• Task statement:
Give every entry again, unchanged, and leave its images out.

• Supplied entries:
○ ○ ○
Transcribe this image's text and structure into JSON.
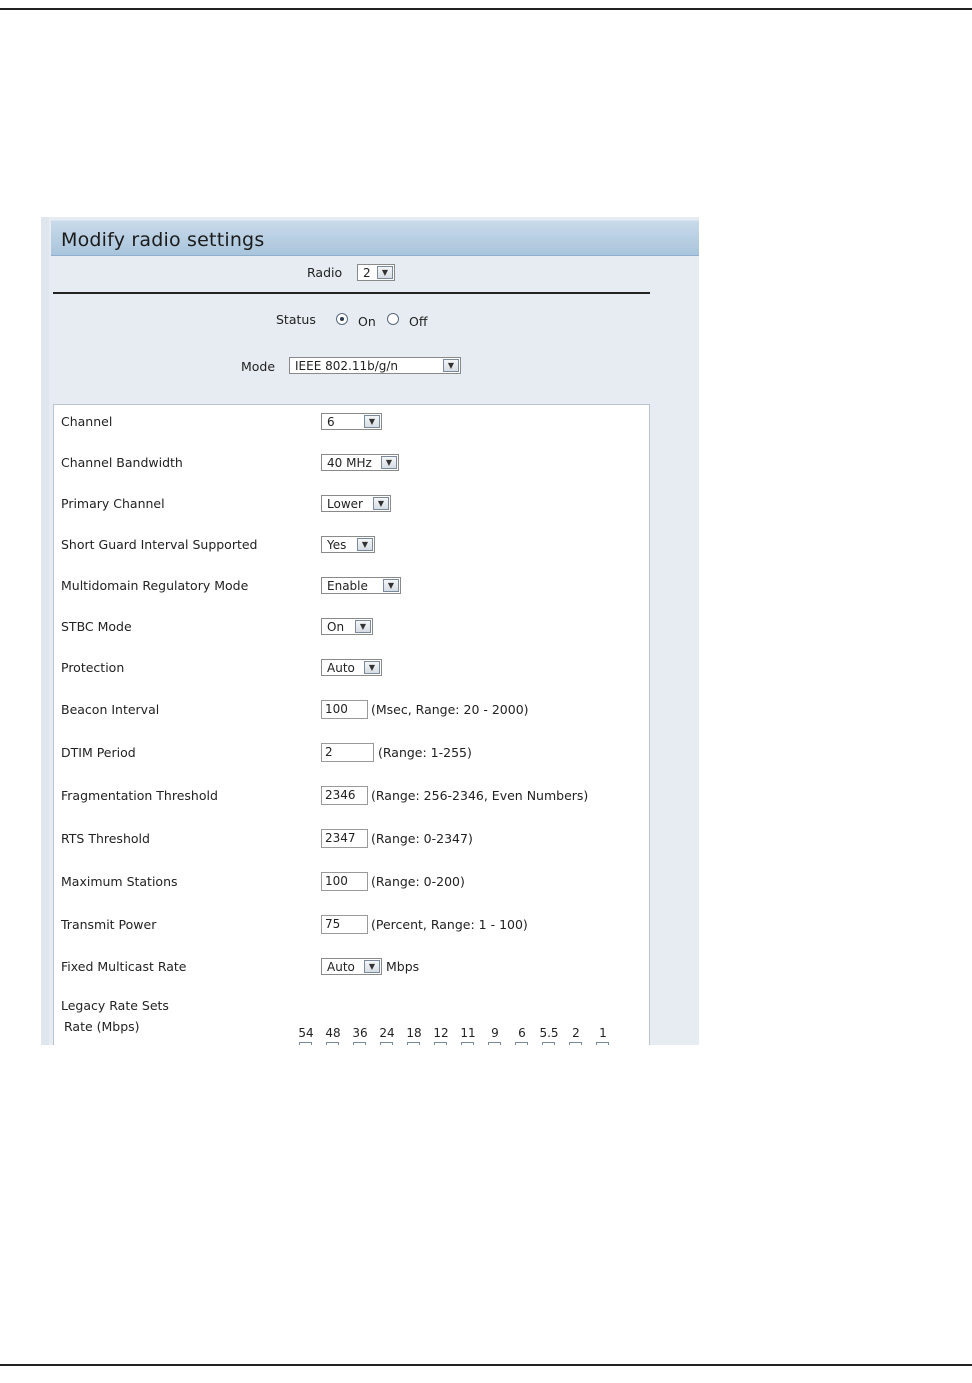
{
  "panel": {
    "title": "Modify radio settings"
  },
  "radio": {
    "label": "Radio",
    "value": "2"
  },
  "status": {
    "label": "Status",
    "on_label": "On",
    "off_label": "Off",
    "selected": "On"
  },
  "mode": {
    "label": "Mode",
    "value": "IEEE 802.11b/g/n"
  },
  "settings": {
    "channel": {
      "label": "Channel",
      "value": "6"
    },
    "channel_bandwidth": {
      "label": "Channel Bandwidth",
      "value": "40 MHz"
    },
    "primary_channel": {
      "label": "Primary Channel",
      "value": "Lower"
    },
    "short_guard": {
      "label": "Short Guard Interval Supported",
      "value": "Yes"
    },
    "multidomain": {
      "label": "Multidomain Regulatory Mode",
      "value": "Enable"
    },
    "stbc": {
      "label": "STBC Mode",
      "value": "On"
    },
    "protection": {
      "label": "Protection",
      "value": "Auto"
    },
    "beacon_interval": {
      "label": "Beacon Interval",
      "value": "100",
      "hint": "(Msec, Range: 20 - 2000)"
    },
    "dtim_period": {
      "label": "DTIM Period",
      "value": "2",
      "hint": "(Range: 1-255)"
    },
    "fragmentation": {
      "label": "Fragmentation Threshold",
      "value": "2346",
      "hint": "(Range: 256-2346, Even Numbers)"
    },
    "rts": {
      "label": "RTS Threshold",
      "value": "2347",
      "hint": "(Range: 0-2347)"
    },
    "max_stations": {
      "label": "Maximum Stations",
      "value": "100",
      "hint": "(Range: 0-200)"
    },
    "transmit_power": {
      "label": "Transmit Power",
      "value": "75",
      "hint": "(Percent, Range: 1 - 100)"
    },
    "fixed_multicast": {
      "label": "Fixed Multicast Rate",
      "value": "Auto",
      "unit": "Mbps"
    }
  },
  "legacy": {
    "title": "Legacy Rate Sets",
    "rate_label": "Rate (Mbps)",
    "rates": [
      "54",
      "48",
      "36",
      "24",
      "18",
      "12",
      "11",
      "9",
      "6",
      "5.5",
      "2",
      "1"
    ]
  }
}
○ ○ ○
• Reply:
Transcribe this image's text and structure into JSON.
{
  "panel": {
    "title": "Modify radio settings"
  },
  "radio": {
    "label": "Radio",
    "value": "2"
  },
  "status": {
    "label": "Status",
    "on_label": "On",
    "off_label": "Off",
    "selected": "On"
  },
  "mode": {
    "label": "Mode",
    "value": "IEEE 802.11b/g/n"
  },
  "settings": {
    "channel": {
      "label": "Channel",
      "value": "6"
    },
    "channel_bandwidth": {
      "label": "Channel Bandwidth",
      "value": "40 MHz"
    },
    "primary_channel": {
      "label": "Primary Channel",
      "value": "Lower"
    },
    "short_guard": {
      "label": "Short Guard Interval Supported",
      "value": "Yes"
    },
    "multidomain": {
      "label": "Multidomain Regulatory Mode",
      "value": "Enable"
    },
    "stbc": {
      "label": "STBC Mode",
      "value": "On"
    },
    "protection": {
      "label": "Protection",
      "value": "Auto"
    },
    "beacon_interval": {
      "label": "Beacon Interval",
      "value": "100",
      "hint": "(Msec, Range: 20 - 2000)"
    },
    "dtim_period": {
      "label": "DTIM Period",
      "value": "2",
      "hint": "(Range: 1-255)"
    },
    "fragmentation": {
      "label": "Fragmentation Threshold",
      "value": "2346",
      "hint": "(Range: 256-2346, Even Numbers)"
    },
    "rts": {
      "label": "RTS Threshold",
      "value": "2347",
      "hint": "(Range: 0-2347)"
    },
    "max_stations": {
      "label": "Maximum Stations",
      "value": "100",
      "hint": "(Range: 0-200)"
    },
    "transmit_power": {
      "label": "Transmit Power",
      "value": "75",
      "hint": "(Percent, Range: 1 - 100)"
    },
    "fixed_multicast": {
      "label": "Fixed Multicast Rate",
      "value": "Auto",
      "unit": "Mbps"
    }
  },
  "legacy": {
    "title": "Legacy Rate Sets",
    "rate_label": "Rate (Mbps)",
    "rates": [
      "54",
      "48",
      "36",
      "24",
      "18",
      "12",
      "11",
      "9",
      "6",
      "5.5",
      "2",
      "1"
    ]
  }
}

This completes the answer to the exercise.